*TASK STATEMENT*: Rewrite the items as a JSON list of strings, one string per line and blank lines omitted, from the first line of the items through the line containing "- y2-tick-label: 20: [751, 4, 768, 21]", both ends included.

*DATA FOR THE TASK*:
[START]
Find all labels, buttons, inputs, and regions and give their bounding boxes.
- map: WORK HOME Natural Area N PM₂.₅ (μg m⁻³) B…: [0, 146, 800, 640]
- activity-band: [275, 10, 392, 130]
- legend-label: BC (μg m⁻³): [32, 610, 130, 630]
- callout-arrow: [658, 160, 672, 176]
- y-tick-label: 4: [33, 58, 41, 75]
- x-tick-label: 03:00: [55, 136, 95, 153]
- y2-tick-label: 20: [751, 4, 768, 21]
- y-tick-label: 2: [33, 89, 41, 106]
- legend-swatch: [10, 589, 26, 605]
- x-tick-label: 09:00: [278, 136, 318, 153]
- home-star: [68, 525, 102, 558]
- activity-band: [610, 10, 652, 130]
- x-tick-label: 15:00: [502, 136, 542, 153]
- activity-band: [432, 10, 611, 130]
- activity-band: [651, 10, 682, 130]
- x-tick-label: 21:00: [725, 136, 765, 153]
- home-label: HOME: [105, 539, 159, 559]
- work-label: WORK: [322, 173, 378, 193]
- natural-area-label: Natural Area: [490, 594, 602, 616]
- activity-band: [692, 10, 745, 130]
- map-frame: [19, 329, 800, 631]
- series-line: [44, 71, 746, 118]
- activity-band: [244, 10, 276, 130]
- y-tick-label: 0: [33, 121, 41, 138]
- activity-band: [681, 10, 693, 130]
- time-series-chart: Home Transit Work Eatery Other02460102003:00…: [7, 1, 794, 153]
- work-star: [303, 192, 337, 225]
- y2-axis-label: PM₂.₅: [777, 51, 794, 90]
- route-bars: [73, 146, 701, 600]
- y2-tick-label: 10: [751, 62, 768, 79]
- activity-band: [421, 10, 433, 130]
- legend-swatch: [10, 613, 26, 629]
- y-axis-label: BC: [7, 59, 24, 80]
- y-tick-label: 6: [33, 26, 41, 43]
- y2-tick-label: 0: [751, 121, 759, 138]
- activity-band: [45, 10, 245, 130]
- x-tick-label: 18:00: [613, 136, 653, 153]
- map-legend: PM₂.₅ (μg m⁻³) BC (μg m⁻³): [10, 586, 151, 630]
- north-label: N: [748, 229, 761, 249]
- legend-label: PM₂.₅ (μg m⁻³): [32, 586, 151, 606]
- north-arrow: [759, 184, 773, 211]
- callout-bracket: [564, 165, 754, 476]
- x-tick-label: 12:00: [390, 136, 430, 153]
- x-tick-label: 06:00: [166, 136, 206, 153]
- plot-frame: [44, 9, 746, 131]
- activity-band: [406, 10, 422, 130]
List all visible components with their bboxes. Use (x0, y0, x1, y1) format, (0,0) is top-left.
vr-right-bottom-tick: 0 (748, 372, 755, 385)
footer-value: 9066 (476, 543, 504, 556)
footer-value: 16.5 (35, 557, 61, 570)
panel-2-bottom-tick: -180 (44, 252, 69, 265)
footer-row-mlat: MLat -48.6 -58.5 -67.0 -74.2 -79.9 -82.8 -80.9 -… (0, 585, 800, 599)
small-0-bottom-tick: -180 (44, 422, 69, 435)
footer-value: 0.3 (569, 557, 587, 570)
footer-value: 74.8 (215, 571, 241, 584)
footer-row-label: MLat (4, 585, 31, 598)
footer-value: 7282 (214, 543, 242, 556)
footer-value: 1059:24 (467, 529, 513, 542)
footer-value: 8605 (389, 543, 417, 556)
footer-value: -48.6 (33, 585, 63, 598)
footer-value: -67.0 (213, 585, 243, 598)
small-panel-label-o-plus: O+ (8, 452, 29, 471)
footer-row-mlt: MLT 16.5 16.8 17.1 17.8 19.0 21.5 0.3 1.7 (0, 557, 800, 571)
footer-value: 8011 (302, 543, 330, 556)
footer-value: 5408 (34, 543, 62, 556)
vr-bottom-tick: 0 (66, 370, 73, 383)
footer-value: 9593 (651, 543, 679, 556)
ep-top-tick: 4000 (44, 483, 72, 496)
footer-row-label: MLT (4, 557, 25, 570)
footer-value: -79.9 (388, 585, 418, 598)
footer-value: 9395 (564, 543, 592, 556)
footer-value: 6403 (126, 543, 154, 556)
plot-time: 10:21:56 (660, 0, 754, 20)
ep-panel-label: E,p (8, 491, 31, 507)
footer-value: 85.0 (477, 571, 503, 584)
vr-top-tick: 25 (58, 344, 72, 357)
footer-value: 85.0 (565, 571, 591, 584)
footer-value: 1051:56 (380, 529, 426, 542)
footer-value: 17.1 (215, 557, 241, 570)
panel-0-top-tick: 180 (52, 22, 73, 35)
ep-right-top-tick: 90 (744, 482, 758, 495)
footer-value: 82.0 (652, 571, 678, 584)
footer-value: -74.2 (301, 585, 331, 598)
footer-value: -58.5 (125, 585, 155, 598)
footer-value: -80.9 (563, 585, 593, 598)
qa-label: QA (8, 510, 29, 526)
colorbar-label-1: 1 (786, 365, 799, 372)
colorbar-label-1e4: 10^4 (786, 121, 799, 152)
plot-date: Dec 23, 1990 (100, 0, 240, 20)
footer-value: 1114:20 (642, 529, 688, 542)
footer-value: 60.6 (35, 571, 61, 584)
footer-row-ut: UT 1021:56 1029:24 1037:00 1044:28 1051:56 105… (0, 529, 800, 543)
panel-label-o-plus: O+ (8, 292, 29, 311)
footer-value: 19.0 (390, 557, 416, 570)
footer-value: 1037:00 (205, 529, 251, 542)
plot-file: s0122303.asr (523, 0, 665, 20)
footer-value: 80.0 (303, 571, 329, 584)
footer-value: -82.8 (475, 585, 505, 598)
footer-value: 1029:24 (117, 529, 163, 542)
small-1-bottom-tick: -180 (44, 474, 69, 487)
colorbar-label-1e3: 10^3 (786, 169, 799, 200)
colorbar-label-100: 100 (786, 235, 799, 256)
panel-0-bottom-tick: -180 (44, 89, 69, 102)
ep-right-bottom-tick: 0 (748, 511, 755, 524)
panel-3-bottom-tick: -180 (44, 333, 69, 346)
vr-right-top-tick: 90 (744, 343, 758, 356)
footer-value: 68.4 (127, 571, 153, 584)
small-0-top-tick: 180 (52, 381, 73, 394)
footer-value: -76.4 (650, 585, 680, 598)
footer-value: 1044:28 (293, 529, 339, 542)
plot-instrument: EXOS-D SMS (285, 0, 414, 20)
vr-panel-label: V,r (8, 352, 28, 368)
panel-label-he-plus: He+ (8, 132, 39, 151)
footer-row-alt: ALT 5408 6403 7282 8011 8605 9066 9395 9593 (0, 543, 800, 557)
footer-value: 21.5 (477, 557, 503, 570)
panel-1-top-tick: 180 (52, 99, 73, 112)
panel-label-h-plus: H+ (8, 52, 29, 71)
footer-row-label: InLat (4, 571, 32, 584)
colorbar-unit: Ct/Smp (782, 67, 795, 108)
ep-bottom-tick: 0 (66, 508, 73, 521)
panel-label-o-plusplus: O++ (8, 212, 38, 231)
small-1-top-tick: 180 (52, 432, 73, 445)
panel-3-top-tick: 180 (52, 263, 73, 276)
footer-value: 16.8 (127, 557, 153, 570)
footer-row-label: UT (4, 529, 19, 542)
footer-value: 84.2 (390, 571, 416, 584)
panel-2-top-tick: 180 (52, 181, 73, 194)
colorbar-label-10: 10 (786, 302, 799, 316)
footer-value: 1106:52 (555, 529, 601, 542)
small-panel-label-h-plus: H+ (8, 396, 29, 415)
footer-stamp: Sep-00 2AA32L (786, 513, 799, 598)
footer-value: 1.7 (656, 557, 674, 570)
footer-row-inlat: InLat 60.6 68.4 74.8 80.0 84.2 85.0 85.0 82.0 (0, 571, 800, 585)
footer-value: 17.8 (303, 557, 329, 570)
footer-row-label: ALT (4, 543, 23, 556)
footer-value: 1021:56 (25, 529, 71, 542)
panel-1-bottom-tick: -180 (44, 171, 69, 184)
[END]
*RESULT*:
[
  "Find all labels, buttons, inputs, and regions and give their bounding boxes.",
  "- map: WORK HOME Natural Area N PM₂.₅ (μg m⁻³) B…: [0, 146, 800, 640]",
  "- activity-band: [275, 10, 392, 130]",
  "- legend-label: BC (μg m⁻³): [32, 610, 130, 630]",
  "- callout-arrow: [658, 160, 672, 176]",
  "- y-tick-label: 4: [33, 58, 41, 75]",
  "- x-tick-label: 03:00: [55, 136, 95, 153]",
  "- y2-tick-label: 20: [751, 4, 768, 21]"
]